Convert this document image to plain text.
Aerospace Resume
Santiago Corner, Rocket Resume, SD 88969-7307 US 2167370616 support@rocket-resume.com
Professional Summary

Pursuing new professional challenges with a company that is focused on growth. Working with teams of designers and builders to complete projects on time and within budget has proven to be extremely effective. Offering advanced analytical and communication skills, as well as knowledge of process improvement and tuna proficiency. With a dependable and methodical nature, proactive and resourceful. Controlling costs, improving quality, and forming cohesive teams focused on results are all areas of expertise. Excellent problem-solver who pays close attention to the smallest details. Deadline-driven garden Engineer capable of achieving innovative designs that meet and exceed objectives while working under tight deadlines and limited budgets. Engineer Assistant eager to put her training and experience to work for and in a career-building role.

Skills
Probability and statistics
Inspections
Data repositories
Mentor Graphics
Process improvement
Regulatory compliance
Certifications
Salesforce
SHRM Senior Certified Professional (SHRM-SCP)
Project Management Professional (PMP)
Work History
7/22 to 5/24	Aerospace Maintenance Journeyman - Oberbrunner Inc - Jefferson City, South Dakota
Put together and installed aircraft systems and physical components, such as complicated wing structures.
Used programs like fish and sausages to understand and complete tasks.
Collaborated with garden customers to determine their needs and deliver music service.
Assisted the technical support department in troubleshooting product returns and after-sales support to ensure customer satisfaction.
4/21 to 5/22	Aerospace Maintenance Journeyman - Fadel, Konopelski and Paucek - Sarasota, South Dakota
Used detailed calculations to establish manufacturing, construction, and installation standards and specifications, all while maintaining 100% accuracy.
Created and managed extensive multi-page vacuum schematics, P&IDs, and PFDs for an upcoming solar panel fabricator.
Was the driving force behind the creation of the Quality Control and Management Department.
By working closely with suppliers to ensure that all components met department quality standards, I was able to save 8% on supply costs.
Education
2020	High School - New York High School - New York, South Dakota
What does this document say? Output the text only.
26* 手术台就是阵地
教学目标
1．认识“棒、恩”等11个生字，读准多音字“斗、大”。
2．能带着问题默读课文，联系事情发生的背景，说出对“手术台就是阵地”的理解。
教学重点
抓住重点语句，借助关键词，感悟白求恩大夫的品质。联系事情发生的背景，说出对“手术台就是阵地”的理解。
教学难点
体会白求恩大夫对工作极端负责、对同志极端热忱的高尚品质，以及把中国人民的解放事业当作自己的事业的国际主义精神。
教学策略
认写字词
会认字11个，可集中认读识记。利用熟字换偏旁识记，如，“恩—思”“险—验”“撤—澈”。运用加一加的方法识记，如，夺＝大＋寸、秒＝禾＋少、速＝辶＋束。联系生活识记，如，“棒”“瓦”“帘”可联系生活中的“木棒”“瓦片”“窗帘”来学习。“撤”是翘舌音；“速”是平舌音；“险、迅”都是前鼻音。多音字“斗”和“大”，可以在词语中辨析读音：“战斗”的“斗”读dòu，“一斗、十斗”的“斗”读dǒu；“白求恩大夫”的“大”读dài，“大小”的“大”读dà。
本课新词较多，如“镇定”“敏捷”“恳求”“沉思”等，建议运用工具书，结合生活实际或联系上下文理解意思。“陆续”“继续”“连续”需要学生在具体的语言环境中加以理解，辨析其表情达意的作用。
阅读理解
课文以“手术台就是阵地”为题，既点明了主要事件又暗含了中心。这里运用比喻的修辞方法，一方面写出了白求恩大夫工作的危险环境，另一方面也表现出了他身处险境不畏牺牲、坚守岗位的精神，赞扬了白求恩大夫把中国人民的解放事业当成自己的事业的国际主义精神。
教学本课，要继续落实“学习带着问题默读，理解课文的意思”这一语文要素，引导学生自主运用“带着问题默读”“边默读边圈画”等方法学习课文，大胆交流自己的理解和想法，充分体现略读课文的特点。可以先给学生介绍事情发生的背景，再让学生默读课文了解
= = =
§ **PROBLEM DETAILS**:
Quote the material exactly, leaving nothing out.

§ **SOLUTION TO THIS EXERCISE**:
Convert this document image to plain text.
Aerospace Resume
Santiago Corner, Rocket Resume, SD 88969-7307 US 2167370616 support@rocket-resume.com
Professional Summary

Pursuing new professional challenges with a company that is focused on growth. Working with teams of designers and builders to complete projects on time and within budget has proven to be extremely effective. Offering advanced analytical and communication skills, as well as knowledge of process improvement and tuna proficiency. With a dependable and methodical nature, proactive and resourceful. Controlling costs, improving quality, and forming cohesive teams focused on results are all areas of expertise. Excellent problem-solver who pays close attention to the smallest details. Deadline-driven garden Engineer capable of achieving innovative designs that meet and exceed objectives while working under tight deadlines and limited budgets. Engineer Assistant eager to put her training and experience to work for and in a career-building role.

Skills
Probability and statistics
Inspections
Data repositories
Mentor Graphics
Process improvement
Regulatory compliance
Certifications
Salesforce
SHRM Senior Certified Professional (SHRM-SCP)
Project Management Professional (PMP)
Work History
7/22 to 5/24	Aerospace Maintenance Journeyman - Oberbrunner Inc - Jefferson City, South Dakota
Put together and installed aircraft systems and physical components, such as complicated wing structures.
Used programs like fish and sausages to understand and complete tasks.
Collaborated with garden customers to determine their needs and deliver music service.
Assisted the technical support department in troubleshooting product returns and after-sales support to ensure customer satisfaction.
4/21 to 5/22	Aerospace Maintenance Journeyman - Fadel, Konopelski and Paucek - Sarasota, South Dakota
Used detailed calculations to establish manufacturing, construction, and installation standards and specifications, all while maintaining 100% accuracy.
Created and managed extensive multi-page vacuum schematics, P&IDs, and PFDs for an upcoming solar panel fabricator.
Was the driving force behind the creation of the Quality Control and Management Department.
By working closely with suppliers to ensure that all components met department quality standards, I was able to save 8% on supply costs.
Education
2020	High School - New York High School - New York, South Dakota
What does this document say? Output the text only.
26* 手术台就是阵地
教学目标
1．认识“棒、恩”等11个生字，读准多音字“斗、大”。
2．能带着问题默读课文，联系事情发生的背景，说出对“手术台就是阵地”的理解。
教学重点
抓住重点语句，借助关键词，感悟白求恩大夫的品质。联系事情发生的背景，说出对“手术台就是阵地”的理解。
教学难点
体会白求恩大夫对工作极端负责、对同志极端热忱的高尚品质，以及把中国人民的解放事业当作自己的事业的国际主义精神。
教学策略
认写字词
会认字11个，可集中认读识记。利用熟字换偏旁识记，如，“恩—思”“险—验”“撤—澈”。运用加一加的方法识记，如，夺＝大＋寸、秒＝禾＋少、速＝辶＋束。联系生活识记，如，“棒”“瓦”“帘”可联系生活中的“木棒”“瓦片”“窗帘”来学习。“撤”是翘舌音；“速”是平舌音；“险、迅”都是前鼻音。多音字“斗”和“大”，可以在词语中辨析读音：“战斗”的“斗”读dòu，“一斗、十斗”的“斗”读dǒu；“白求恩大夫”的“大”读dài，“大小”的“大”读dà。
本课新词较多，如“镇定”“敏捷”“恳求”“沉思”等，建议运用工具书，结合生活实际或联系上下文理解意思。“陆续”“继续”“连续”需要学生在具体的语言环境中加以理解，辨析其表情达意的作用。
阅读理解
课文以“手术台就是阵地”为题，既点明了主要事件又暗含了中心。这里运用比喻的修辞方法，一方面写出了白求恩大夫工作的危险环境，另一方面也表现出了他身处险境不畏牺牲、坚守岗位的精神，赞扬了白求恩大夫把中国人民的解放事业当成自己的事业的国际主义精神。
教学本课，要继续落实“学习带着问题默读，理解课文的意思”这一语文要素，引导学生自主运用“带着问题默读”“边默读边圈画”等方法学习课文，大胆交流自己的理解和想法，充分体现略读课文的特点。可以先给学生介绍事情发生的背景，再让学生默读课文了解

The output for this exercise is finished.